MATERIAL FOR THE TASK.
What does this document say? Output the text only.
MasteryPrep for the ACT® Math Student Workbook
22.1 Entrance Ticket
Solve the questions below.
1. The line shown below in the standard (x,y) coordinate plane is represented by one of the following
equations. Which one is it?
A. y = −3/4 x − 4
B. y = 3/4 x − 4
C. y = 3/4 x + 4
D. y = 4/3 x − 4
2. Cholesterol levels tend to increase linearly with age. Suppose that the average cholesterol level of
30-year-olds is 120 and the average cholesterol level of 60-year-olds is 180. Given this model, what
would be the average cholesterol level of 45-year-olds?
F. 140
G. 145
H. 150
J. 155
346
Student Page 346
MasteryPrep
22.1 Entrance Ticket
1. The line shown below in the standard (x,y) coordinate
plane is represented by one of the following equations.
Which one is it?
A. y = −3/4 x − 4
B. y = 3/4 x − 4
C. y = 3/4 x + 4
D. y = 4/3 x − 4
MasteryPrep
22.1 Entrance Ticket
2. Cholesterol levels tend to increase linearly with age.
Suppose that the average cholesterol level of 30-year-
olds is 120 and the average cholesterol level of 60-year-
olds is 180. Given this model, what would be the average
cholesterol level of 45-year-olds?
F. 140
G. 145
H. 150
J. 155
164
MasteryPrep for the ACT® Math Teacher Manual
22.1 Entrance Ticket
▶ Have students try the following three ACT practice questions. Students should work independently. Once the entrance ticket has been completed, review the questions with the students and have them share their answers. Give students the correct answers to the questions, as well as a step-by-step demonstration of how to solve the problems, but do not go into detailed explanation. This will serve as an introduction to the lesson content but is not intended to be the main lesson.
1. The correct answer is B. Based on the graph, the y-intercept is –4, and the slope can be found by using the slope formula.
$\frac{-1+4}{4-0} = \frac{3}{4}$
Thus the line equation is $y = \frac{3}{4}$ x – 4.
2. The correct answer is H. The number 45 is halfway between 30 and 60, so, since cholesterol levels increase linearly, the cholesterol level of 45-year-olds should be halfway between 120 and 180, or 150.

THE PROBLEM.
Generate an exact reproduction of all entries.

OUTPUT FOR THIS TASK.
What does this document say? Output the text only.
MasteryPrep for the ACT® Math Student Workbook
22.1 Entrance Ticket
Solve the questions below.
1. The line shown below in the standard (x,y) coordinate plane is represented by one of the following
equations. Which one is it?
A. y = −3/4 x − 4
B. y = 3/4 x − 4
C. y = 3/4 x + 4
D. y = 4/3 x − 4
2. Cholesterol levels tend to increase linearly with age. Suppose that the average cholesterol level of
30-year-olds is 120 and the average cholesterol level of 60-year-olds is 180. Given this model, what
would be the average cholesterol level of 45-year-olds?
F. 140
G. 145
H. 150
J. 155
346
Student Page 346
MasteryPrep
22.1 Entrance Ticket
1. The line shown below in the standard (x,y) coordinate
plane is represented by one of the following equations.
Which one is it?
A. y = −3/4 x − 4
B. y = 3/4 x − 4
C. y = 3/4 x + 4
D. y = 4/3 x − 4
MasteryPrep
22.1 Entrance Ticket
2. Cholesterol levels tend to increase linearly with age.
Suppose that the average cholesterol level of 30-year-
olds is 120 and the average cholesterol level of 60-year-
olds is 180. Given this model, what would be the average
cholesterol level of 45-year-olds?
F. 140
G. 145
H. 150
J. 155
164
MasteryPrep for the ACT® Math Teacher Manual
22.1 Entrance Ticket
▶ Have students try the following three ACT practice questions. Students should work independently. Once the entrance ticket has been completed, review the questions with the students and have them share their answers. Give students the correct answers to the questions, as well as a step-by-step demonstration of how to solve the problems, but do not go into detailed explanation. This will serve as an introduction to the lesson content but is not intended to be the main lesson.
1. The correct answer is B. Based on the graph, the y-intercept is –4, and the slope can be found by using the slope formula.
$\frac{-1+4}{4-0} = \frac{3}{4}$
Thus the line equation is $y = \frac{3}{4}$ x – 4.
2. The correct answer is H. The number 45 is halfway between 30 and 60, so, since cholesterol levels increase linearly, the cholesterol level of 45-year-olds should be halfway between 120 and 180, or 150.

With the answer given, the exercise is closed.